Short exercise> Copy out every line exactly, passing over the pictures.

=-=-=

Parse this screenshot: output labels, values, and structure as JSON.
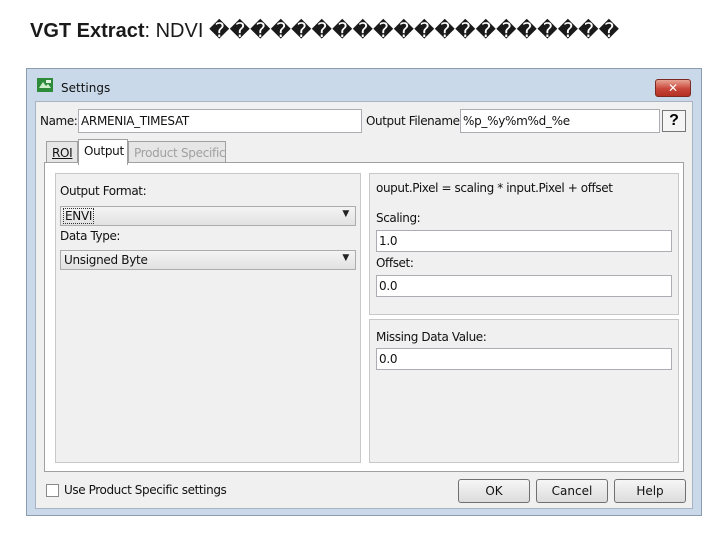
{
  "slide": {
    "title_bold": "VGT Extract",
    "title_rest": ": NDVI ��������������������"
  },
  "dialog": {
    "title": "Settings",
    "close_glyph": "✕",
    "name_label": "Name:",
    "name_value": "ARMENIA_TIMESAT",
    "output_filename_label": "Output Filename:",
    "output_filename_value": "%p_%y%m%d_%e",
    "help_icon_glyph": "?",
    "tabs": [
      {
        "label": "ROI",
        "state": "normal"
      },
      {
        "label": "Output",
        "state": "selected"
      },
      {
        "label": "Product Specific",
        "state": "disabled"
      }
    ],
    "output_tab": {
      "output_format_label": "Output Format:",
      "output_format_value": "ENVI",
      "data_type_label": "Data Type:",
      "data_type_value": "Unsigned Byte",
      "formula": "ouput.Pixel = scaling * input.Pixel + offset",
      "scaling_label": "Scaling:",
      "scaling_value": "1.0",
      "offset_label": "Offset:",
      "offset_value": "0.0",
      "missing_label": "Missing Data Value:",
      "missing_value": "0.0"
    },
    "use_product_specific_label": "Use Product Specific settings",
    "use_product_specific_checked": false,
    "buttons": {
      "ok": "OK",
      "cancel": "Cancel",
      "help": "Help"
    }
  },
  "colors": {
    "window_frame": "#c9d9ea",
    "close_button": "#c8463a",
    "dialog_body": "#f0f0f0"
  }
}
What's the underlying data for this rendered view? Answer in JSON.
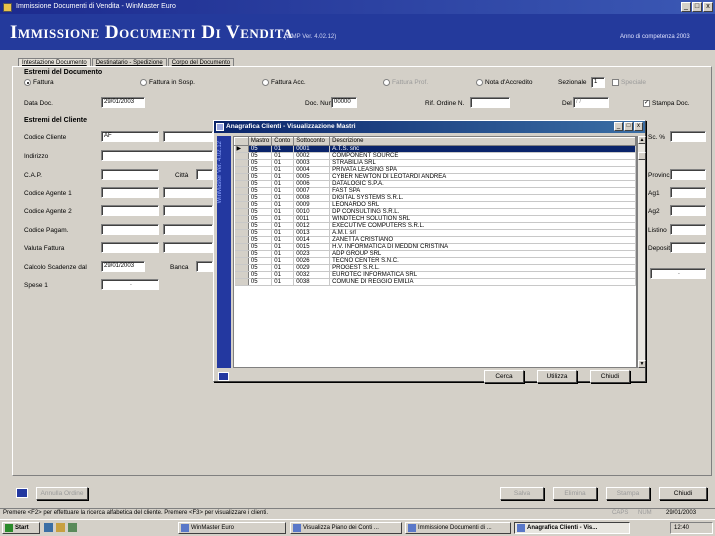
{
  "window": {
    "title": "Immissione Documenti di Vendita - WinMaster Euro",
    "btn_min": "_",
    "btn_max": "□",
    "btn_close": "x"
  },
  "banner": {
    "title": "Immissione Documenti Di Vendita",
    "version": "(WMP Ver. 4.02.12)",
    "year": "Anno di competenza 2003"
  },
  "tabs": [
    "Intestazione Documento",
    "Destinatario - Spedizione",
    "Corpo del Documento"
  ],
  "estremi_doc": {
    "header": "Estremi del Documento",
    "radios": [
      {
        "label": "Fattura",
        "checked": true,
        "disabled": false
      },
      {
        "label": "Fattura in Sosp.",
        "checked": false,
        "disabled": false
      },
      {
        "label": "Fattura Acc.",
        "checked": false,
        "disabled": false
      },
      {
        "label": "Fattura Prof.",
        "checked": false,
        "disabled": true
      },
      {
        "label": "Nota d'Accredito",
        "checked": false,
        "disabled": false
      }
    ],
    "sezionale_label": "Sezionale",
    "sezionale_value": "1",
    "speciale_label": "Speciale",
    "data_doc_label": "Data Doc.",
    "data_doc_value": "29/01/2003",
    "doc_numero_label": "Doc. Numero",
    "doc_numero_value": "00000",
    "rif_ordine_label": "Rif. Ordine N.",
    "rif_ordine_value": "",
    "del_label": "Del",
    "del_value": "/ /",
    "stampa_label": "Stampa Doc.",
    "stampa_checked": true
  },
  "estremi_cli": {
    "header": "Estremi del Cliente",
    "codice_cliente_label": "Codice Cliente",
    "codice_cliente_value": "AF",
    "indirizzo_label": "Indirizzo",
    "cap_label": "C.A.P.",
    "citta_label": "Città",
    "agente1_label": "Codice Agente 1",
    "agente2_label": "Codice Agente 2",
    "pagam_label": "Codice Pagam.",
    "valuta_label": "Valuta Fattura",
    "calcolo_label": "Calcolo Scadenze dal",
    "calcolo_value": "29/01/2003",
    "banca_label": "Banca",
    "spese_label": "Spese 1",
    "spese_value": ".",
    "right_labels": [
      "Sc. %",
      "Provincia",
      "Ag1",
      "Ag2",
      "Listino",
      "Deposito"
    ],
    "right_value": "."
  },
  "dialog": {
    "title": "Anagrafica Clienti - Visualizzazione Mastri",
    "sidebar_text": "WinMaster Ver. 4.02.12",
    "columns": [
      "Mastro",
      "Conto",
      "Sottoconto",
      "Descrizione"
    ],
    "rows": [
      [
        "05",
        "01",
        "0001",
        "A.T.S. snc"
      ],
      [
        "05",
        "01",
        "0002",
        "COMPONENT SOURCE"
      ],
      [
        "05",
        "01",
        "0003",
        "STRABILIA SRL"
      ],
      [
        "05",
        "01",
        "0004",
        "PRIVATA LEASING SPA"
      ],
      [
        "05",
        "01",
        "0005",
        "CYBER NEWTON DI LEOTARDI ANDREA"
      ],
      [
        "05",
        "01",
        "0006",
        "DATALOGIC S.P.A."
      ],
      [
        "05",
        "01",
        "0007",
        "FAST SPA"
      ],
      [
        "05",
        "01",
        "0008",
        "DIGITAL SYSTEMS S.R.L."
      ],
      [
        "05",
        "01",
        "0009",
        "LEONARDO SRL"
      ],
      [
        "05",
        "01",
        "0010",
        "DP CONSULTING S.R.L."
      ],
      [
        "05",
        "01",
        "0011",
        "WINDTECH SOLUTION SRL"
      ],
      [
        "05",
        "01",
        "0012",
        "EXECUTIVE COMPUTERS S.R.L."
      ],
      [
        "05",
        "01",
        "0013",
        "A.M.I. srl"
      ],
      [
        "05",
        "01",
        "0014",
        "ZANETTA CRISTIANO"
      ],
      [
        "05",
        "01",
        "0015",
        "H.V. INFORMATICA DI MEDDNI CRISTINA"
      ],
      [
        "05",
        "01",
        "0023",
        "ADP GROUP SRL"
      ],
      [
        "05",
        "01",
        "0026",
        "TECNO CENTER S.N.C."
      ],
      [
        "05",
        "01",
        "0029",
        "PROGEST S.R.L."
      ],
      [
        "05",
        "01",
        "0032",
        "EUROTEC INFORMATICA SRL"
      ],
      [
        "05",
        "01",
        "0038",
        "COMUNE DI REGGIO EMILIA"
      ]
    ],
    "btn_cerca": "Cerca",
    "btn_utilizza": "Utilizza",
    "btn_chiudi": "Chiudi"
  },
  "bottom": {
    "btn_annulla": "Annulla Ordine",
    "btn_salva": "Salva",
    "btn_elimina": "Elimina",
    "btn_stampa": "Stampa",
    "btn_chiudi": "Chiudi"
  },
  "status": {
    "text": "Premere <F2> per effettuare la ricerca alfabetica del cliente. Premere <F3> per visualizzare i clienti.",
    "caps": "CAPS",
    "num": "NUM",
    "date": "29/01/2003"
  },
  "taskbar": {
    "start": "Start",
    "items": [
      {
        "label": "WinMaster Euro",
        "active": false
      },
      {
        "label": "Visualizza Piano dei Conti ...",
        "active": false
      },
      {
        "label": "Immissione Documenti di ...",
        "active": false
      },
      {
        "label": "Anagrafica Clienti - Vis...",
        "active": true
      }
    ],
    "clock": "12:40"
  }
}
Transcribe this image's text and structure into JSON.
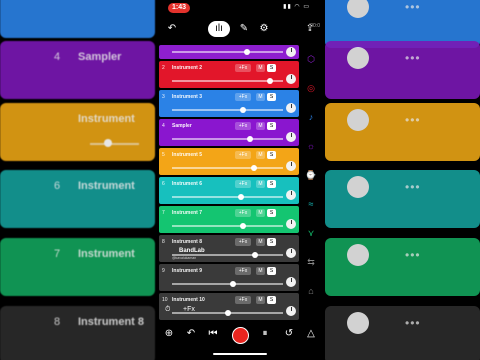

=-=-=

Output for this exercise>
Parse this screenshot: output labels, values, and structure as JSON.
{
  "slide": {
    "title_bold": "VGT Extract",
    "title_rest": ": NDVI ��������������������"
  },
  "dialog": {
    "title": "Settings",
    "close_glyph": "✕",
    "name_label": "Name:",
    "name_value": "ARMENIA_TIMESAT",
    "output_filename_label": "Output Filename:",
    "output_filename_value": "%p_%y%m%d_%e",
    "help_icon_glyph": "?",
    "tabs": [
      {
        "label": "ROI",
        "state": "normal"
      },
      {
        "label": "Output",
        "state": "selected"
      },
      {
        "label": "Product Specific",
        "state": "disabled"
      }
    ],
    "output_tab": {
      "output_format_label": "Output Format:",
      "output_format_value": "ENVI",
      "data_type_label": "Data Type:",
      "data_type_value": "Unsigned Byte",
      "formula": "ouput.Pixel = scaling * input.Pixel + offset",
      "scaling_label": "Scaling:",
      "scaling_value": "1.0",
      "offset_label": "Offset:",
      "offset_value": "0.0",
      "missing_label": "Missing Data Value:",
      "missing_value": "0.0"
    },
    "use_product_specific_label": "Use Product Specific settings",
    "use_product_specific_checked": false,
    "buttons": {
      "ok": "OK",
      "cancel": "Cancel",
      "help": "Help"
    }
  },
  "colors": {
    "window_frame": "#c9d9ea",
    "close_button": "#c8463a",
    "dialog_body": "#f0f0f0"
  }
}
What's the underlying data for this rendered view? Answer in JSON.
{
  "window": {
    "title": "Immissione Documenti di Vendita - WinMaster Euro",
    "btn_min": "_",
    "btn_max": "□",
    "btn_close": "x"
  },
  "banner": {
    "title": "Immissione Documenti Di Vendita",
    "version": "(WMP Ver. 4.02.12)",
    "year": "Anno di competenza 2003"
  },
  "tabs": [
    "Intestazione Documento",
    "Destinatario - Spedizione",
    "Corpo del Documento"
  ],
  "estremi_doc": {
    "header": "Estremi del Documento",
    "radios": [
      {
        "label": "Fattura",
        "checked": true,
        "disabled": false
      },
      {
        "label": "Fattura in Sosp.",
        "checked": false,
        "disabled": false
      },
      {
        "label": "Fattura Acc.",
        "checked": false,
        "disabled": false
      },
      {
        "label": "Fattura Prof.",
        "checked": false,
        "disabled": true
      },
      {
        "label": "Nota d'Accredito",
        "checked": false,
        "disabled": false
      }
    ],
    "sezionale_label": "Sezionale",
    "sezionale_value": "1",
    "speciale_label": "Speciale",
    "data_doc_label": "Data Doc.",
    "data_doc_value": "29/01/2003",
    "doc_numero_label": "Doc. Numero",
    "doc_numero_value": "00000",
    "rif_ordine_label": "Rif. Ordine N.",
    "rif_ordine_value": "",
    "del_label": "Del",
    "del_value": "/ /",
    "stampa_label": "Stampa Doc.",
    "stampa_checked": true
  },
  "estremi_cli": {
    "header": "Estremi del Cliente",
    "codice_cliente_label": "Codice Cliente",
    "codice_cliente_value": "AF",
    "indirizzo_label": "Indirizzo",
    "cap_label": "C.A.P.",
    "citta_label": "Città",
    "agente1_label": "Codice Agente 1",
    "agente2_label": "Codice Agente 2",
    "pagam_label": "Codice Pagam.",
    "valuta_label": "Valuta Fattura",
    "calcolo_label": "Calcolo Scadenze dal",
    "calcolo_value": "29/01/2003",
    "banca_label": "Banca",
    "spese_label": "Spese 1",
    "spese_value": ".",
    "right_labels": [
      "Sc. %",
      "Provincia",
      "Ag1",
      "Ag2",
      "Listino",
      "Deposito"
    ],
    "right_value": "."
  },
  "dialog": {
    "title": "Anagrafica Clienti - Visualizzazione Mastri",
    "sidebar_text": "WinMaster Ver. 4.02.12",
    "columns": [
      "Mastro",
      "Conto",
      "Sottoconto",
      "Descrizione"
    ],
    "rows": [
      [
        "05",
        "01",
        "0001",
        "A.T.S. snc"
      ],
      [
        "05",
        "01",
        "0002",
        "COMPONENT SOURCE"
      ],
      [
        "05",
        "01",
        "0003",
        "STRABILIA SRL"
      ],
      [
        "05",
        "01",
        "0004",
        "PRIVATA LEASING SPA"
      ],
      [
        "05",
        "01",
        "0005",
        "CYBER NEWTON DI LEOTARDI ANDREA"
      ],
      [
        "05",
        "01",
        "0006",
        "DATALOGIC S.P.A."
      ],
      [
        "05",
        "01",
        "0007",
        "FAST SPA"
      ],
      [
        "05",
        "01",
        "0008",
        "DIGITAL SYSTEMS S.R.L."
      ],
      [
        "05",
        "01",
        "0009",
        "LEONARDO SRL"
      ],
      [
        "05",
        "01",
        "0010",
        "DP CONSULTING S.R.L."
      ],
      [
        "05",
        "01",
        "0011",
        "WINDTECH SOLUTION SRL"
      ],
      [
        "05",
        "01",
        "0012",
        "EXECUTIVE COMPUTERS S.R.L."
      ],
      [
        "05",
        "01",
        "0013",
        "A.M.I. srl"
      ],
      [
        "05",
        "01",
        "0014",
        "ZANETTA CRISTIANO"
      ],
      [
        "05",
        "01",
        "0015",
        "H.V. INFORMATICA DI MEDDNI CRISTINA"
      ],
      [
        "05",
        "01",
        "0023",
        "ADP GROUP SRL"
      ],
      [
        "05",
        "01",
        "0026",
        "TECNO CENTER S.N.C."
      ],
      [
        "05",
        "01",
        "0029",
        "PROGEST S.R.L."
      ],
      [
        "05",
        "01",
        "0032",
        "EUROTEC INFORMATICA SRL"
      ],
      [
        "05",
        "01",
        "0038",
        "COMUNE DI REGGIO EMILIA"
      ]
    ],
    "btn_cerca": "Cerca",
    "btn_utilizza": "Utilizza",
    "btn_chiudi": "Chiudi"
  },
  "bottom": {
    "btn_annulla": "Annulla Ordine",
    "btn_salva": "Salva",
    "btn_elimina": "Elimina",
    "btn_stampa": "Stampa",
    "btn_chiudi": "Chiudi"
  },
  "status": {
    "text": "Premere <F2> per effettuare la ricerca alfabetica del cliente. Premere <F3> per visualizzare i clienti.",
    "caps": "CAPS",
    "num": "NUM",
    "date": "29/01/2003"
  },
  "taskbar": {
    "start": "Start",
    "items": [
      {
        "label": "WinMaster Euro",
        "active": false
      },
      {
        "label": "Visualizza Piano dei Conti ...",
        "active": false
      },
      {
        "label": "Immissione Documenti di ...",
        "active": false
      },
      {
        "label": "Anagrafica Clienti - Vis...",
        "active": true
      }
    ],
    "clock": "12:40"
  }
}
Transcribe this image's text and structure into JSON.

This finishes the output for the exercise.